REQUEST ->
Below are entries to be transcribed exactly; exclude the pictures from the copy.
[RECORDS start]
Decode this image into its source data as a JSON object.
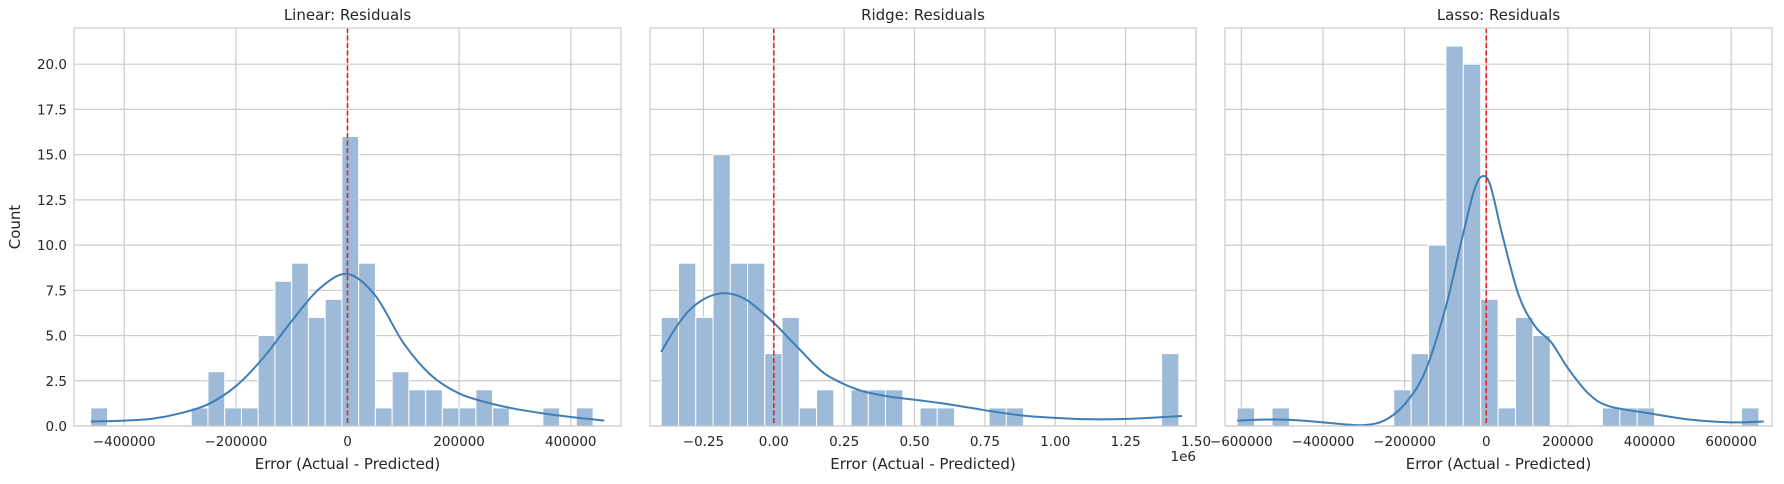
{
  "colors": {
    "bar_fill": "#9dbbd8",
    "bar_stroke": "#ffffff",
    "kde_line": "#3f7eb4",
    "zero_line": "#e41a1c",
    "grid": "#cccccc",
    "spine": "#cccccc",
    "background": "#ffffff"
  },
  "chart_data": [
    {
      "type": "histogram",
      "title": "Linear: Residuals",
      "xlabel": "Error (Actual - Predicted)",
      "ylabel": "Count",
      "xlim": [
        -490000,
        490000
      ],
      "ylim": [
        0,
        22
      ],
      "xticks": [
        -400000,
        -200000,
        0,
        200000,
        400000
      ],
      "xtick_labels": [
        "−400000",
        "−200000",
        "0",
        "200000",
        "400000"
      ],
      "yticks": [
        0,
        2.5,
        5,
        7.5,
        10,
        12.5,
        15,
        17.5,
        20
      ],
      "ytick_labels": [
        "0.0",
        "2.5",
        "5.0",
        "7.5",
        "10.0",
        "12.5",
        "15.0",
        "17.5",
        "20.0"
      ],
      "offset_label": "",
      "grid": true,
      "vline_x": 0,
      "bin_start": -460000,
      "bin_width": 30000,
      "counts": [
        1,
        0,
        0,
        0,
        0,
        0,
        1,
        3,
        1,
        1,
        5,
        8,
        9,
        6,
        7,
        16,
        9,
        1,
        3,
        2,
        2,
        1,
        1,
        2,
        1,
        0,
        0,
        1,
        0,
        1
      ],
      "kde": {
        "x": [
          -460000,
          -400000,
          -350000,
          -300000,
          -250000,
          -200000,
          -150000,
          -100000,
          -50000,
          0,
          50000,
          100000,
          150000,
          200000,
          250000,
          300000,
          350000,
          400000,
          460000
        ],
        "y": [
          0.25,
          0.3,
          0.4,
          0.7,
          1.2,
          2.2,
          3.8,
          5.8,
          7.6,
          8.4,
          7.2,
          4.6,
          2.8,
          1.8,
          1.3,
          0.95,
          0.7,
          0.5,
          0.3
        ]
      }
    },
    {
      "type": "histogram",
      "title": "Ridge: Residuals",
      "xlabel": "Error (Actual - Predicted)",
      "ylabel": "",
      "xlim": [
        -0.44,
        1.5
      ],
      "ylim": [
        0,
        22
      ],
      "xticks": [
        -0.25,
        0,
        0.25,
        0.5,
        0.75,
        1.0,
        1.25,
        1.5
      ],
      "xtick_labels": [
        "−0.25",
        "0.00",
        "0.25",
        "0.50",
        "0.75",
        "1.00",
        "1.25",
        "1.50"
      ],
      "yticks": [
        0,
        2.5,
        5,
        7.5,
        10,
        12.5,
        15,
        17.5,
        20
      ],
      "ytick_labels": [],
      "offset_label": "1e6",
      "grid": true,
      "vline_x": 0,
      "bin_start": -0.4,
      "bin_width": 0.0613,
      "counts": [
        6,
        9,
        6,
        15,
        9,
        9,
        4,
        6,
        1,
        2,
        0,
        2,
        2,
        2,
        0,
        1,
        1,
        0,
        0,
        1,
        1,
        0,
        0,
        0,
        0,
        0,
        0,
        0,
        0,
        4
      ],
      "kde": {
        "x": [
          -0.4,
          -0.35,
          -0.3,
          -0.25,
          -0.2,
          -0.15,
          -0.1,
          -0.05,
          0.0,
          0.05,
          0.1,
          0.15,
          0.2,
          0.3,
          0.4,
          0.5,
          0.6,
          0.7,
          0.8,
          0.9,
          1.0,
          1.1,
          1.2,
          1.3,
          1.45
        ],
        "y": [
          4.1,
          5.4,
          6.4,
          7.0,
          7.3,
          7.3,
          7.0,
          6.4,
          5.7,
          4.9,
          4.1,
          3.3,
          2.7,
          2.0,
          1.65,
          1.45,
          1.25,
          1.0,
          0.75,
          0.55,
          0.45,
          0.38,
          0.37,
          0.42,
          0.55
        ]
      }
    },
    {
      "type": "histogram",
      "title": "Lasso: Residuals",
      "xlabel": "Error (Actual - Predicted)",
      "ylabel": "",
      "xlim": [
        -640000,
        700000
      ],
      "ylim": [
        0,
        22
      ],
      "xticks": [
        -600000,
        -400000,
        -200000,
        0,
        200000,
        400000,
        600000
      ],
      "xtick_labels": [
        "−600000",
        "−400000",
        "−200000",
        "0",
        "200000",
        "400000",
        "600000"
      ],
      "yticks": [
        0,
        2.5,
        5,
        7.5,
        10,
        12.5,
        15,
        17.5,
        20
      ],
      "ytick_labels": [],
      "offset_label": "",
      "grid": true,
      "vline_x": 0,
      "bin_start": -610000,
      "bin_width": 42600,
      "counts": [
        1,
        0,
        1,
        0,
        0,
        0,
        0,
        0,
        0,
        2,
        4,
        10,
        21,
        20,
        7,
        1,
        6,
        5,
        0,
        0,
        0,
        1,
        1,
        1,
        0,
        0,
        0,
        0,
        0,
        1
      ],
      "kde": {
        "x": [
          -610000,
          -550000,
          -500000,
          -450000,
          -400000,
          -350000,
          -300000,
          -250000,
          -200000,
          -150000,
          -100000,
          -60000,
          -30000,
          -10000,
          10000,
          40000,
          80000,
          120000,
          160000,
          200000,
          250000,
          300000,
          400000,
          500000,
          600000,
          680000
        ],
        "y": [
          0.3,
          0.35,
          0.35,
          0.3,
          0.2,
          0.1,
          0.05,
          0.3,
          1.2,
          3.0,
          6.5,
          10.3,
          13.0,
          13.8,
          13.3,
          10.5,
          7.2,
          5.5,
          4.6,
          3.2,
          1.8,
          1.1,
          0.7,
          0.35,
          0.2,
          0.25
        ]
      }
    }
  ]
}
[RECORDS end]
CORRECT RESULT ->
Decode this image into its source data as a JSON object.
{
  "colors": {
    "bar_fill": "#9dbbd8",
    "bar_stroke": "#ffffff",
    "kde_line": "#3f7eb4",
    "zero_line": "#e41a1c",
    "grid": "#cccccc",
    "spine": "#cccccc",
    "background": "#ffffff"
  },
  "chart_data": [
    {
      "type": "histogram",
      "title": "Linear: Residuals",
      "xlabel": "Error (Actual - Predicted)",
      "ylabel": "Count",
      "xlim": [
        -490000,
        490000
      ],
      "ylim": [
        0,
        22
      ],
      "xticks": [
        -400000,
        -200000,
        0,
        200000,
        400000
      ],
      "xtick_labels": [
        "−400000",
        "−200000",
        "0",
        "200000",
        "400000"
      ],
      "yticks": [
        0,
        2.5,
        5,
        7.5,
        10,
        12.5,
        15,
        17.5,
        20
      ],
      "ytick_labels": [
        "0.0",
        "2.5",
        "5.0",
        "7.5",
        "10.0",
        "12.5",
        "15.0",
        "17.5",
        "20.0"
      ],
      "offset_label": "",
      "grid": true,
      "vline_x": 0,
      "bin_start": -460000,
      "bin_width": 30000,
      "counts": [
        1,
        0,
        0,
        0,
        0,
        0,
        1,
        3,
        1,
        1,
        5,
        8,
        9,
        6,
        7,
        16,
        9,
        1,
        3,
        2,
        2,
        1,
        1,
        2,
        1,
        0,
        0,
        1,
        0,
        1
      ],
      "kde": {
        "x": [
          -460000,
          -400000,
          -350000,
          -300000,
          -250000,
          -200000,
          -150000,
          -100000,
          -50000,
          0,
          50000,
          100000,
          150000,
          200000,
          250000,
          300000,
          350000,
          400000,
          460000
        ],
        "y": [
          0.25,
          0.3,
          0.4,
          0.7,
          1.2,
          2.2,
          3.8,
          5.8,
          7.6,
          8.4,
          7.2,
          4.6,
          2.8,
          1.8,
          1.3,
          0.95,
          0.7,
          0.5,
          0.3
        ]
      }
    },
    {
      "type": "histogram",
      "title": "Ridge: Residuals",
      "xlabel": "Error (Actual - Predicted)",
      "ylabel": "",
      "xlim": [
        -0.44,
        1.5
      ],
      "ylim": [
        0,
        22
      ],
      "xticks": [
        -0.25,
        0,
        0.25,
        0.5,
        0.75,
        1.0,
        1.25,
        1.5
      ],
      "xtick_labels": [
        "−0.25",
        "0.00",
        "0.25",
        "0.50",
        "0.75",
        "1.00",
        "1.25",
        "1.50"
      ],
      "yticks": [
        0,
        2.5,
        5,
        7.5,
        10,
        12.5,
        15,
        17.5,
        20
      ],
      "ytick_labels": [],
      "offset_label": "1e6",
      "grid": true,
      "vline_x": 0,
      "bin_start": -0.4,
      "bin_width": 0.0613,
      "counts": [
        6,
        9,
        6,
        15,
        9,
        9,
        4,
        6,
        1,
        2,
        0,
        2,
        2,
        2,
        0,
        1,
        1,
        0,
        0,
        1,
        1,
        0,
        0,
        0,
        0,
        0,
        0,
        0,
        0,
        4
      ],
      "kde": {
        "x": [
          -0.4,
          -0.35,
          -0.3,
          -0.25,
          -0.2,
          -0.15,
          -0.1,
          -0.05,
          0.0,
          0.05,
          0.1,
          0.15,
          0.2,
          0.3,
          0.4,
          0.5,
          0.6,
          0.7,
          0.8,
          0.9,
          1.0,
          1.1,
          1.2,
          1.3,
          1.45
        ],
        "y": [
          4.1,
          5.4,
          6.4,
          7.0,
          7.3,
          7.3,
          7.0,
          6.4,
          5.7,
          4.9,
          4.1,
          3.3,
          2.7,
          2.0,
          1.65,
          1.45,
          1.25,
          1.0,
          0.75,
          0.55,
          0.45,
          0.38,
          0.37,
          0.42,
          0.55
        ]
      }
    },
    {
      "type": "histogram",
      "title": "Lasso: Residuals",
      "xlabel": "Error (Actual - Predicted)",
      "ylabel": "",
      "xlim": [
        -640000,
        700000
      ],
      "ylim": [
        0,
        22
      ],
      "xticks": [
        -600000,
        -400000,
        -200000,
        0,
        200000,
        400000,
        600000
      ],
      "xtick_labels": [
        "−600000",
        "−400000",
        "−200000",
        "0",
        "200000",
        "400000",
        "600000"
      ],
      "yticks": [
        0,
        2.5,
        5,
        7.5,
        10,
        12.5,
        15,
        17.5,
        20
      ],
      "ytick_labels": [],
      "offset_label": "",
      "grid": true,
      "vline_x": 0,
      "bin_start": -610000,
      "bin_width": 42600,
      "counts": [
        1,
        0,
        1,
        0,
        0,
        0,
        0,
        0,
        0,
        2,
        4,
        10,
        21,
        20,
        7,
        1,
        6,
        5,
        0,
        0,
        0,
        1,
        1,
        1,
        0,
        0,
        0,
        0,
        0,
        1
      ],
      "kde": {
        "x": [
          -610000,
          -550000,
          -500000,
          -450000,
          -400000,
          -350000,
          -300000,
          -250000,
          -200000,
          -150000,
          -100000,
          -60000,
          -30000,
          -10000,
          10000,
          40000,
          80000,
          120000,
          160000,
          200000,
          250000,
          300000,
          400000,
          500000,
          600000,
          680000
        ],
        "y": [
          0.3,
          0.35,
          0.35,
          0.3,
          0.2,
          0.1,
          0.05,
          0.3,
          1.2,
          3.0,
          6.5,
          10.3,
          13.0,
          13.8,
          13.3,
          10.5,
          7.2,
          5.5,
          4.6,
          3.2,
          1.8,
          1.1,
          0.7,
          0.35,
          0.2,
          0.25
        ]
      }
    }
  ]
}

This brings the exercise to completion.